#### WORK TO BE COMPLETED
Return every record below exactly as written, but leave out the pictures.
******************************
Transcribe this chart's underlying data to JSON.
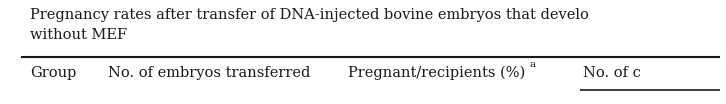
{
  "title_line1": "Pregnancy rates after transfer of DNA-injected bovine embryos that develo",
  "title_line2": "without MEF",
  "col1": "Group",
  "col2": "No. of embryos transferred",
  "col3": "Pregnant/recipients (%)",
  "col3_superscript": "a",
  "col4": "No. of c",
  "bg_color": "#ffffff",
  "text_color": "#1a1a1a",
  "title_fontsize": 10.5,
  "header_fontsize": 10.5,
  "line_color": "#1a1a1a",
  "fig_width": 7.26,
  "fig_height": 1.04,
  "dpi": 100
}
******************************
#### ANSWER IN FULL
Transcribe this chart's underlying data to JSON.
{
  "title_line1": "Pregnancy rates after transfer of DNA-injected bovine embryos that develo",
  "title_line2": "without MEF",
  "col1": "Group",
  "col2": "No. of embryos transferred",
  "col3": "Pregnant/recipients (%)",
  "col3_superscript": "a",
  "col4": "No. of c",
  "bg_color": "#ffffff",
  "text_color": "#1a1a1a",
  "title_fontsize": 10.5,
  "header_fontsize": 10.5,
  "line_color": "#1a1a1a",
  "fig_width": 7.26,
  "fig_height": 1.04,
  "dpi": 100
}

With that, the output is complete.